*Work to be completed:*
Return a copy of each line that holds the string "Chicken".

Data entries
--- Start ---

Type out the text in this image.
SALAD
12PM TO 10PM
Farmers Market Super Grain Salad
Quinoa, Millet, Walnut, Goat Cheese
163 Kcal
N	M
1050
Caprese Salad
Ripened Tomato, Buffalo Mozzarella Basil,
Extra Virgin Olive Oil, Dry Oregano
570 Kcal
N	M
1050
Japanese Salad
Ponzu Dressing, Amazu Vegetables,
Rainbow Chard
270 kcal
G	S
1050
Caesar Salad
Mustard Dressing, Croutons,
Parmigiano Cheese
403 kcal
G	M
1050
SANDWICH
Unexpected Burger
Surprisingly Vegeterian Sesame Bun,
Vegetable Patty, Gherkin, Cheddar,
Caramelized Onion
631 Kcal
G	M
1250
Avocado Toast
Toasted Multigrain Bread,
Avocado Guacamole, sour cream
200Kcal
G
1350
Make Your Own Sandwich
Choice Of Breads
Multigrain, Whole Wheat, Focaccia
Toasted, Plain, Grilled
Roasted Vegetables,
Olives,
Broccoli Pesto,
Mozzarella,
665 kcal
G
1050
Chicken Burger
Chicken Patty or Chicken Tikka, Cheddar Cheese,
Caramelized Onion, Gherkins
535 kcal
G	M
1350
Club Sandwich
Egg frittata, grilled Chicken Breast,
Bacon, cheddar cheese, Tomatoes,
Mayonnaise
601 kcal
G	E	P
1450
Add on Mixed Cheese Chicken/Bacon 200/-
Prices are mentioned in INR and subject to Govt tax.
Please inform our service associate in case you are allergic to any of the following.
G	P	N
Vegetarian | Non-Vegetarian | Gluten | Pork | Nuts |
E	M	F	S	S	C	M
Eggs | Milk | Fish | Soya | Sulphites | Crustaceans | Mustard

--- End ---

*Result of the exercise:*
Chicken Burger
Chicken Patty or Chicken Tikka, Cheddar Cheese,
Egg frittata, grilled Chicken Breast,
Add on Mixed Cheese Chicken/Bacon 200/-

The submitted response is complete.